What you have to do:
Print the listing as it stands, omitting all images.

(begin)

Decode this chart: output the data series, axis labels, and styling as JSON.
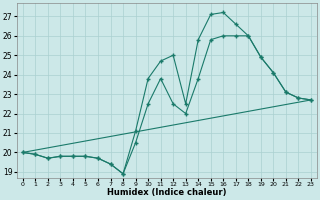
{
  "xlabel": "Humidex (Indice chaleur)",
  "bg_color": "#cce8e8",
  "line_color": "#1a7a6a",
  "grid_color": "#aad0d0",
  "xlim": [
    -0.5,
    23.5
  ],
  "ylim": [
    18.7,
    27.7
  ],
  "yticks": [
    19,
    20,
    21,
    22,
    23,
    24,
    25,
    26,
    27
  ],
  "xticks": [
    0,
    1,
    2,
    3,
    4,
    5,
    6,
    7,
    8,
    9,
    10,
    11,
    12,
    13,
    14,
    15,
    16,
    17,
    18,
    19,
    20,
    21,
    22,
    23
  ],
  "line1_x": [
    0,
    1,
    2,
    3,
    4,
    5,
    6,
    7,
    8,
    9,
    10,
    11,
    12,
    13,
    14,
    15,
    16,
    17,
    18,
    19,
    20,
    21,
    22,
    23
  ],
  "line1_y": [
    20.0,
    19.9,
    19.7,
    19.8,
    19.8,
    19.8,
    19.7,
    19.4,
    18.9,
    21.1,
    23.8,
    24.7,
    25.0,
    22.5,
    25.8,
    27.1,
    27.2,
    26.6,
    26.0,
    24.9,
    24.1,
    23.1,
    22.8,
    22.7
  ],
  "line2_x": [
    0,
    1,
    2,
    3,
    4,
    5,
    6,
    7,
    8,
    9,
    10,
    11,
    12,
    13,
    14,
    15,
    16,
    17,
    18,
    19,
    20,
    21,
    22,
    23
  ],
  "line2_y": [
    20.0,
    19.9,
    19.7,
    19.8,
    19.8,
    19.8,
    19.7,
    19.4,
    18.9,
    20.5,
    22.5,
    23.8,
    22.5,
    22.0,
    23.8,
    25.8,
    26.0,
    26.0,
    26.0,
    24.9,
    24.1,
    23.1,
    22.8,
    22.7
  ],
  "line3_x": [
    0,
    23
  ],
  "line3_y": [
    20.0,
    22.7
  ]
}
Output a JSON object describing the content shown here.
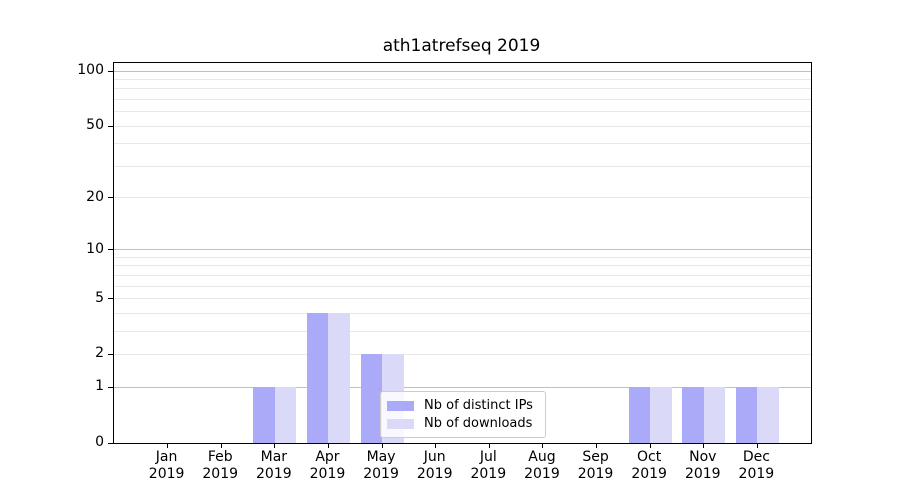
{
  "title": "ath1atrefseq 2019",
  "chart_data": {
    "type": "bar",
    "categories": [
      "Jan",
      "Feb",
      "Mar",
      "Apr",
      "May",
      "Jun",
      "Jul",
      "Aug",
      "Sep",
      "Oct",
      "Nov",
      "Dec"
    ],
    "year_label": "2019",
    "series": [
      {
        "name": "Nb of distinct IPs",
        "color": "#aaaaf8",
        "values": [
          0,
          0,
          1,
          4,
          2,
          0,
          0,
          0,
          0,
          1,
          1,
          1
        ]
      },
      {
        "name": "Nb of downloads",
        "color": "#dadaf8",
        "values": [
          0,
          0,
          1,
          4,
          2,
          0,
          0,
          0,
          0,
          1,
          1,
          1
        ]
      }
    ],
    "yscale": "log1p",
    "ylim": [
      0,
      110
    ],
    "ytick_values": [
      0,
      1,
      2,
      5,
      10,
      20,
      50,
      100
    ],
    "ytick_labels": [
      "0",
      "1",
      "2",
      "5",
      "10",
      "20",
      "50",
      "100"
    ],
    "major_grid_values": [
      1,
      10,
      100
    ],
    "minor_grid_values": [
      2,
      3,
      4,
      5,
      6,
      7,
      8,
      9,
      20,
      30,
      40,
      50,
      60,
      70,
      80,
      90
    ],
    "grid": "on",
    "legend_position": "lower center",
    "bar_group_width_fraction": 0.8
  },
  "colors": {
    "major_grid": "#c0c0c0",
    "minor_grid": "#e8e8e8",
    "spine": "#000000",
    "legend_border": "#cccccc"
  }
}
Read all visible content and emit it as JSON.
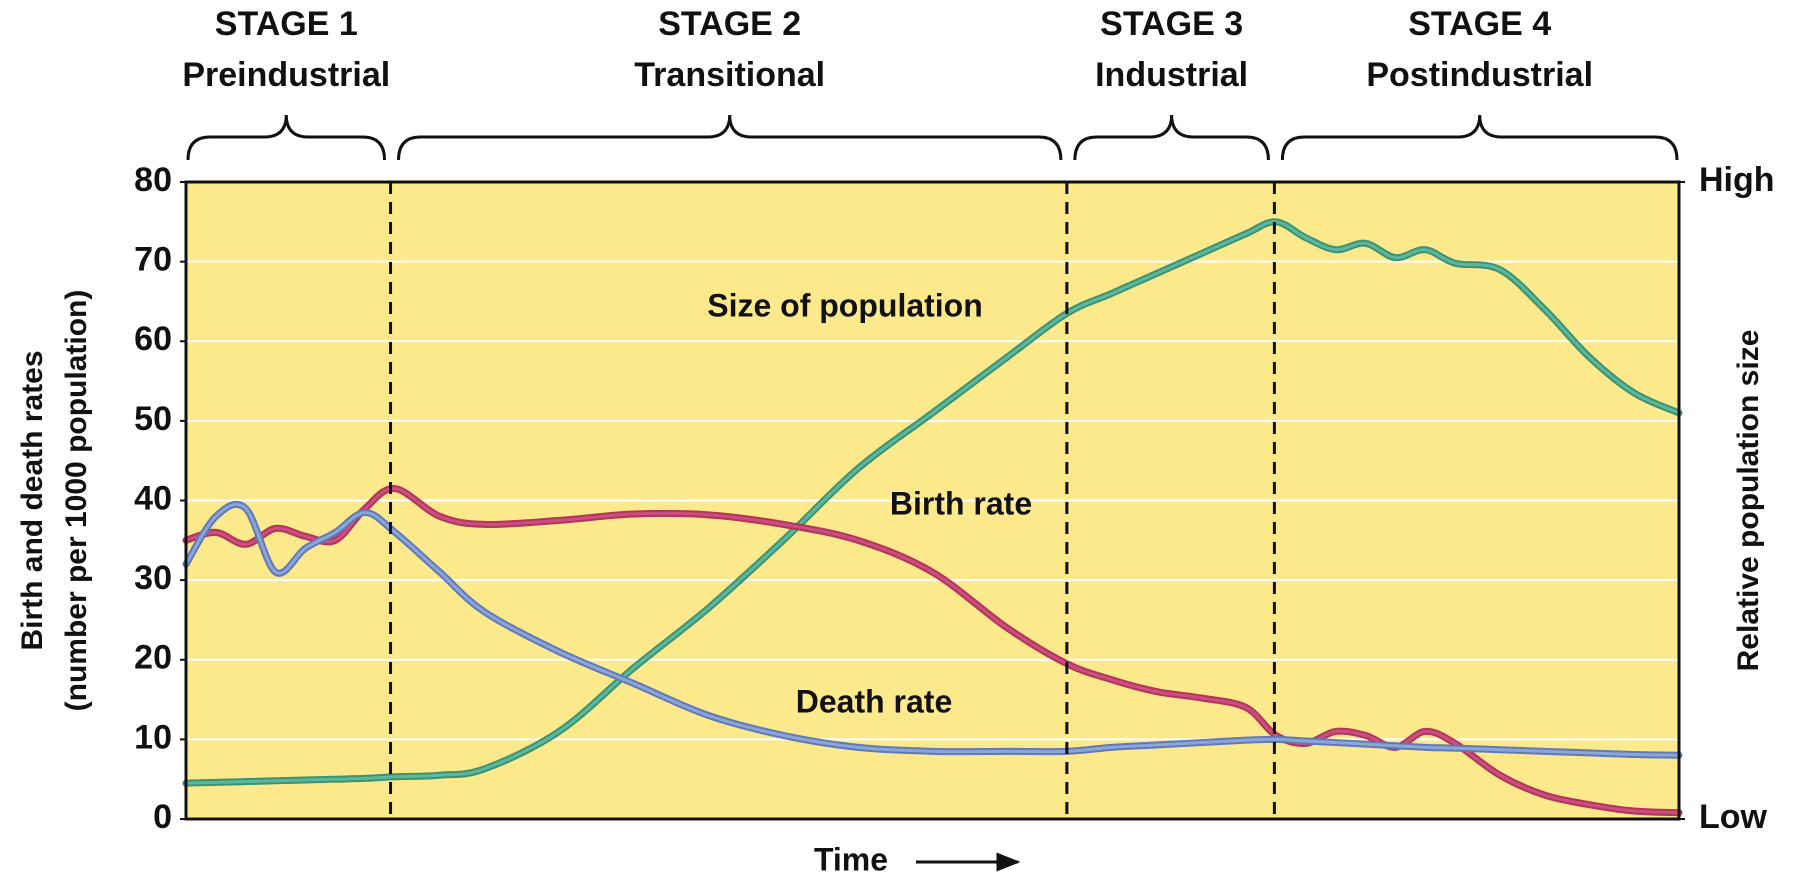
{
  "chart_data": {
    "type": "line",
    "stages": [
      {
        "name": "STAGE 1",
        "label": "Preindustrial"
      },
      {
        "name": "STAGE 2",
        "label": "Transitional"
      },
      {
        "name": "STAGE 3",
        "label": "Industrial"
      },
      {
        "name": "STAGE 4",
        "label": "Postindustrial"
      }
    ],
    "stage_bounds": [
      13.7,
      59,
      72.9
    ],
    "ylabel": [
      "Birth and death rates",
      "(number per 1000 population)"
    ],
    "y2label": "Relative population size",
    "xlabel": "Time",
    "annotations": [
      "Size of population",
      "Birth rate",
      "Death rate"
    ],
    "xlim": [
      0,
      100
    ],
    "ylim": [
      0,
      80
    ],
    "yticks": [
      0,
      10,
      20,
      30,
      40,
      50,
      60,
      70,
      80
    ],
    "y2lim": [
      0,
      80
    ],
    "y2ticks": [
      {
        "value": 0,
        "label": "Low"
      },
      {
        "value": 80,
        "label": "High"
      }
    ],
    "grid": true,
    "background": "#fbe98c",
    "x": [
      0,
      2,
      4,
      6,
      8,
      10,
      12,
      14,
      17,
      20,
      25,
      30,
      35,
      40,
      45,
      50,
      55,
      59,
      62,
      65,
      68,
      71,
      73,
      75,
      77,
      79,
      81,
      83,
      85,
      88,
      91,
      94,
      97,
      100
    ],
    "series": [
      {
        "name": "Size of population",
        "color": "#3f9270",
        "axis": "y2",
        "values": [
          4.5,
          4.6,
          4.7,
          4.8,
          4.9,
          5,
          5.1,
          5.3,
          5.5,
          6.3,
          11,
          19,
          26.5,
          35,
          44,
          51,
          58,
          63.5,
          66,
          68.5,
          71,
          73.5,
          75,
          73,
          71.5,
          72.3,
          70.5,
          71.5,
          69.8,
          69,
          64,
          58,
          53.5,
          51
        ]
      },
      {
        "name": "Birth rate",
        "color": "#b1365a",
        "values": [
          35,
          36,
          34.5,
          36.5,
          35.5,
          35,
          39,
          41.5,
          38,
          37,
          37.5,
          38.3,
          38.2,
          37,
          35,
          31,
          24,
          19.5,
          17.5,
          16,
          15.2,
          14,
          10.5,
          9.5,
          11,
          10.5,
          9,
          11,
          9.5,
          5.5,
          3,
          1.8,
          1,
          0.8
        ]
      },
      {
        "name": "Death rate",
        "color": "#6178bd",
        "values": [
          32,
          38,
          39,
          31,
          34,
          36,
          38.5,
          36,
          31,
          26,
          21,
          17,
          13,
          10.5,
          9,
          8.5,
          8.5,
          8.5,
          9,
          9.3,
          9.6,
          9.9,
          10,
          9.8,
          9.6,
          9.4,
          9.2,
          9,
          8.9,
          8.7,
          8.5,
          8.3,
          8.1,
          8
        ]
      }
    ]
  }
}
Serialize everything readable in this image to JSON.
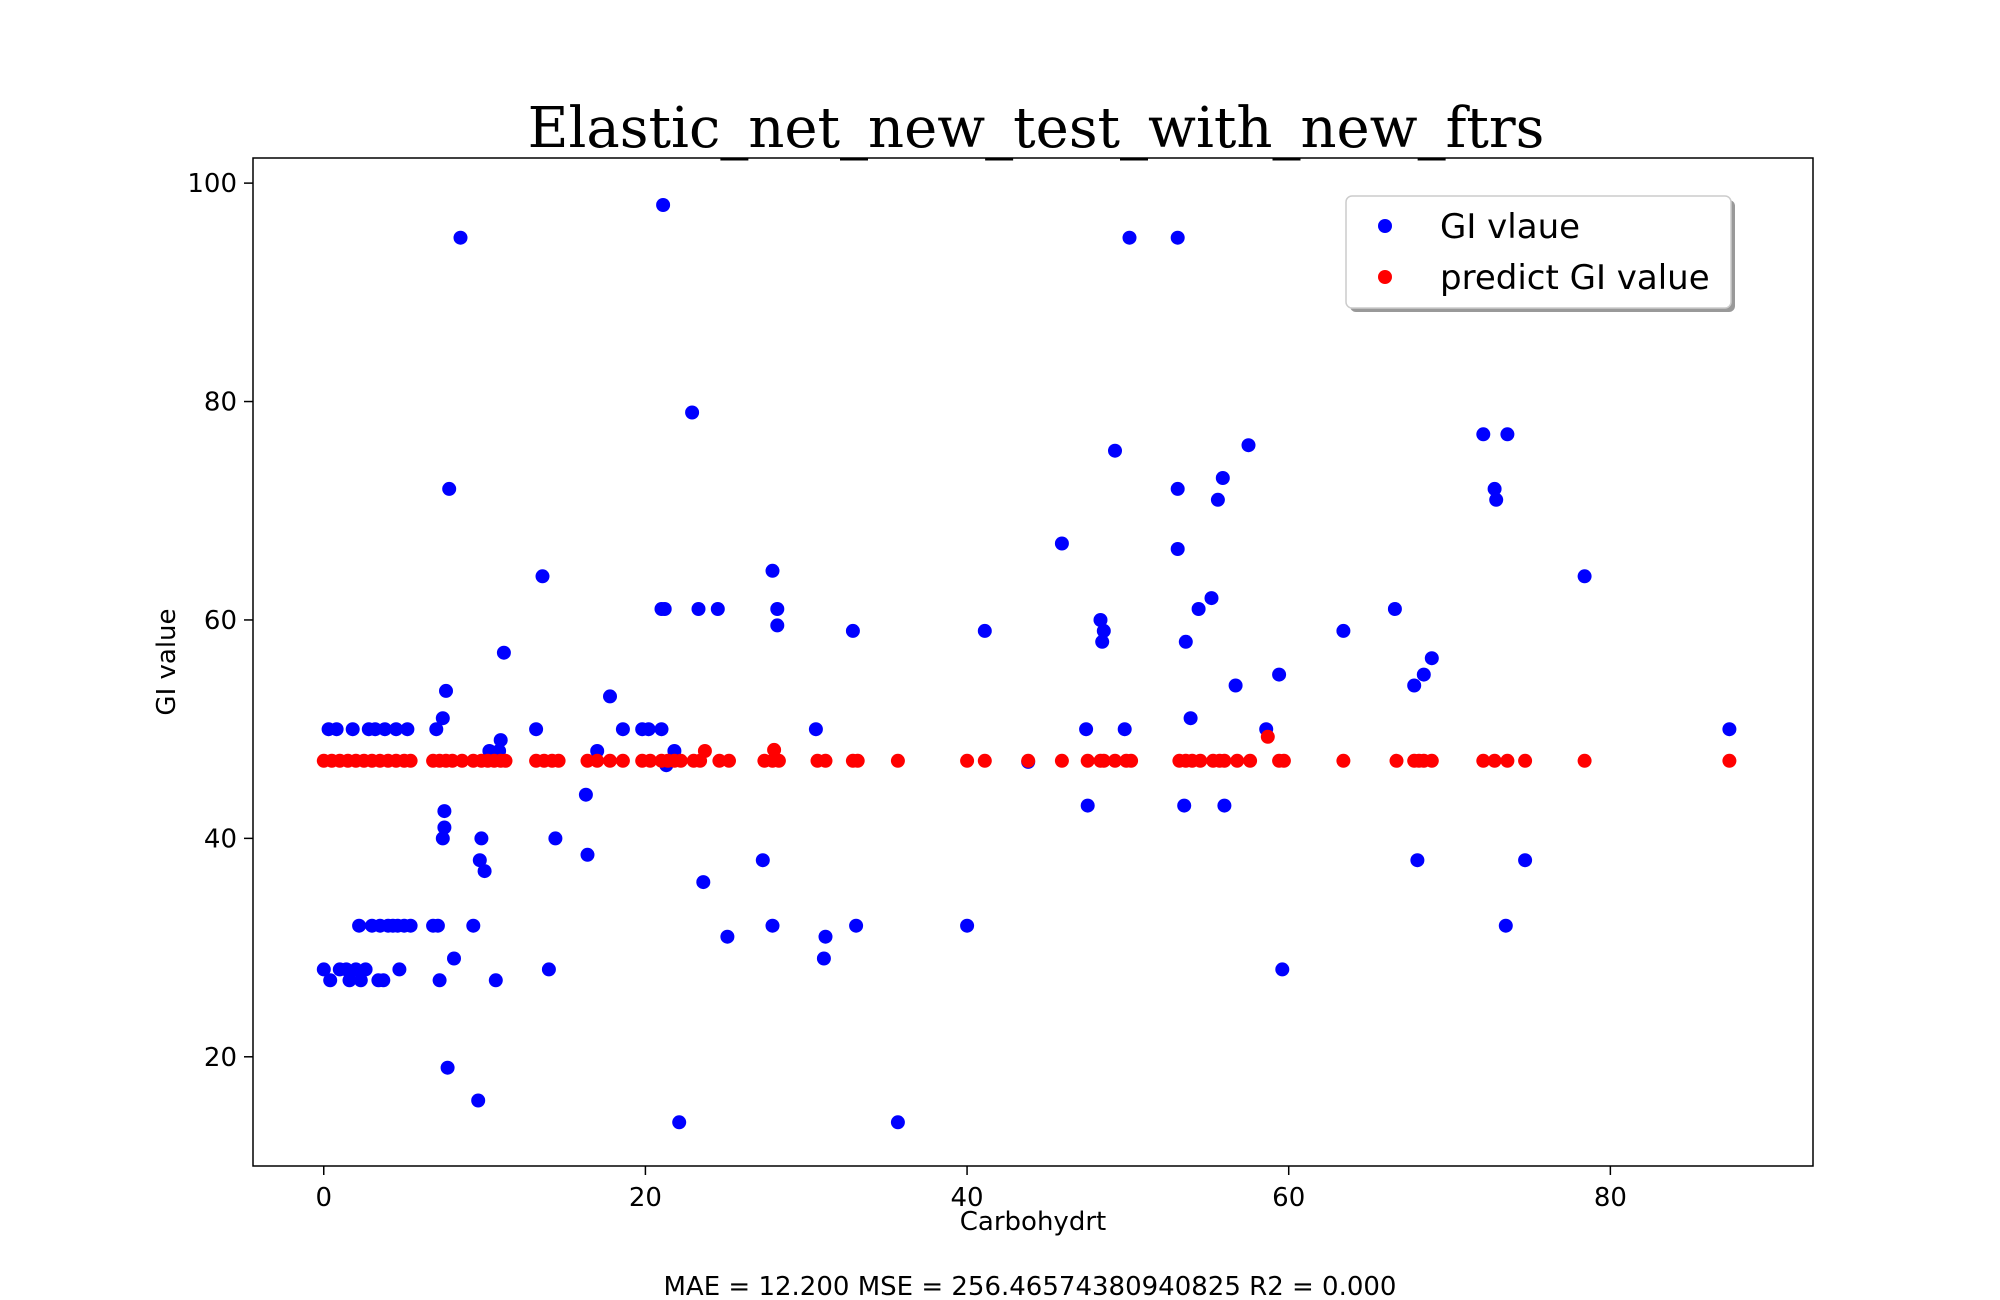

(end)

Final answer:
Decode this chart: output the data series, axis labels, and styling as JSON.
{
  "xlabel": "Humidex (Indice chaleur)",
  "bg_color": "#cce8e8",
  "line_color": "#1a7a6a",
  "grid_color": "#aad0d0",
  "xlim": [
    -0.5,
    23.5
  ],
  "ylim": [
    18.7,
    27.7
  ],
  "yticks": [
    19,
    20,
    21,
    22,
    23,
    24,
    25,
    26,
    27
  ],
  "xticks": [
    0,
    1,
    2,
    3,
    4,
    5,
    6,
    7,
    8,
    9,
    10,
    11,
    12,
    13,
    14,
    15,
    16,
    17,
    18,
    19,
    20,
    21,
    22,
    23
  ],
  "line1_x": [
    0,
    1,
    2,
    3,
    4,
    5,
    6,
    7,
    8,
    9,
    10,
    11,
    12,
    13,
    14,
    15,
    16,
    17,
    18,
    19,
    20,
    21,
    22,
    23
  ],
  "line1_y": [
    20.0,
    19.9,
    19.7,
    19.8,
    19.8,
    19.8,
    19.7,
    19.4,
    18.9,
    21.1,
    23.8,
    24.7,
    25.0,
    22.5,
    25.8,
    27.1,
    27.2,
    26.6,
    26.0,
    24.9,
    24.1,
    23.1,
    22.8,
    22.7
  ],
  "line2_x": [
    0,
    1,
    2,
    3,
    4,
    5,
    6,
    7,
    8,
    9,
    10,
    11,
    12,
    13,
    14,
    15,
    16,
    17,
    18,
    19,
    20,
    21,
    22,
    23
  ],
  "line2_y": [
    20.0,
    19.9,
    19.7,
    19.8,
    19.8,
    19.8,
    19.7,
    19.4,
    18.9,
    20.5,
    22.5,
    23.8,
    22.5,
    22.0,
    23.8,
    25.8,
    26.0,
    26.0,
    26.0,
    24.9,
    24.1,
    23.1,
    22.8,
    22.7
  ],
  "line3_x": [
    0,
    23
  ],
  "line3_y": [
    20.0,
    22.7
  ]
}
Output a JSON object describing the content shown here.
{
  "title": "ath1atrefseq 2019",
  "chart_data": {
    "type": "bar",
    "categories": [
      "Jan",
      "Feb",
      "Mar",
      "Apr",
      "May",
      "Jun",
      "Jul",
      "Aug",
      "Sep",
      "Oct",
      "Nov",
      "Dec"
    ],
    "year_label": "2019",
    "series": [
      {
        "name": "Nb of distinct IPs",
        "color": "#aaaaf8",
        "values": [
          0,
          0,
          1,
          4,
          2,
          0,
          0,
          0,
          0,
          1,
          1,
          1
        ]
      },
      {
        "name": "Nb of downloads",
        "color": "#dadaf8",
        "values": [
          0,
          0,
          1,
          4,
          2,
          0,
          0,
          0,
          0,
          1,
          1,
          1
        ]
      }
    ],
    "yscale": "log1p",
    "ylim": [
      0,
      110
    ],
    "ytick_values": [
      0,
      1,
      2,
      5,
      10,
      20,
      50,
      100
    ],
    "ytick_labels": [
      "0",
      "1",
      "2",
      "5",
      "10",
      "20",
      "50",
      "100"
    ],
    "major_grid_values": [
      1,
      10,
      100
    ],
    "minor_grid_values": [
      2,
      3,
      4,
      5,
      6,
      7,
      8,
      9,
      20,
      30,
      40,
      50,
      60,
      70,
      80,
      90
    ],
    "grid": "on",
    "legend_position": "lower center",
    "bar_group_width_fraction": 0.8
  },
  "colors": {
    "major_grid": "#c0c0c0",
    "minor_grid": "#e8e8e8",
    "spine": "#000000",
    "legend_border": "#cccccc"
  }
}
Read all visible content and emit it as JSON.
{
  "chart_data": {
    "type": "line",
    "stages": [
      {
        "name": "STAGE 1",
        "label": "Preindustrial"
      },
      {
        "name": "STAGE 2",
        "label": "Transitional"
      },
      {
        "name": "STAGE 3",
        "label": "Industrial"
      },
      {
        "name": "STAGE 4",
        "label": "Postindustrial"
      }
    ],
    "stage_bounds": [
      13.7,
      59,
      72.9
    ],
    "ylabel": [
      "Birth and death rates",
      "(number per 1000 population)"
    ],
    "y2label": "Relative population size",
    "xlabel": "Time",
    "annotations": [
      "Size of population",
      "Birth rate",
      "Death rate"
    ],
    "xlim": [
      0,
      100
    ],
    "ylim": [
      0,
      80
    ],
    "yticks": [
      0,
      10,
      20,
      30,
      40,
      50,
      60,
      70,
      80
    ],
    "y2lim": [
      0,
      80
    ],
    "y2ticks": [
      {
        "value": 0,
        "label": "Low"
      },
      {
        "value": 80,
        "label": "High"
      }
    ],
    "grid": true,
    "background": "#fbe98c",
    "x": [
      0,
      2,
      4,
      6,
      8,
      10,
      12,
      14,
      17,
      20,
      25,
      30,
      35,
      40,
      45,
      50,
      55,
      59,
      62,
      65,
      68,
      71,
      73,
      75,
      77,
      79,
      81,
      83,
      85,
      88,
      91,
      94,
      97,
      100
    ],
    "series": [
      {
        "name": "Size of population",
        "color": "#3f9270",
        "axis": "y2",
        "values": [
          4.5,
          4.6,
          4.7,
          4.8,
          4.9,
          5,
          5.1,
          5.3,
          5.5,
          6.3,
          11,
          19,
          26.5,
          35,
          44,
          51,
          58,
          63.5,
          66,
          68.5,
          71,
          73.5,
          75,
          73,
          71.5,
          72.3,
          70.5,
          71.5,
          69.8,
          69,
          64,
          58,
          53.5,
          51
        ]
      },
      {
        "name": "Birth rate",
        "color": "#b1365a",
        "values": [
          35,
          36,
          34.5,
          36.5,
          35.5,
          35,
          39,
          41.5,
          38,
          37,
          37.5,
          38.3,
          38.2,
          37,
          35,
          31,
          24,
          19.5,
          17.5,
          16,
          15.2,
          14,
          10.5,
          9.5,
          11,
          10.5,
          9,
          11,
          9.5,
          5.5,
          3,
          1.8,
          1,
          0.8
        ]
      },
      {
        "name": "Death rate",
        "color": "#6178bd",
        "values": [
          32,
          38,
          39,
          31,
          34,
          36,
          38.5,
          36,
          31,
          26,
          21,
          17,
          13,
          10.5,
          9,
          8.5,
          8.5,
          8.5,
          9,
          9.3,
          9.6,
          9.9,
          10,
          9.8,
          9.6,
          9.4,
          9.2,
          9,
          8.9,
          8.7,
          8.5,
          8.3,
          8.1,
          8
        ]
      }
    ]
  }
}
Serialize everything readable in this image to JSON.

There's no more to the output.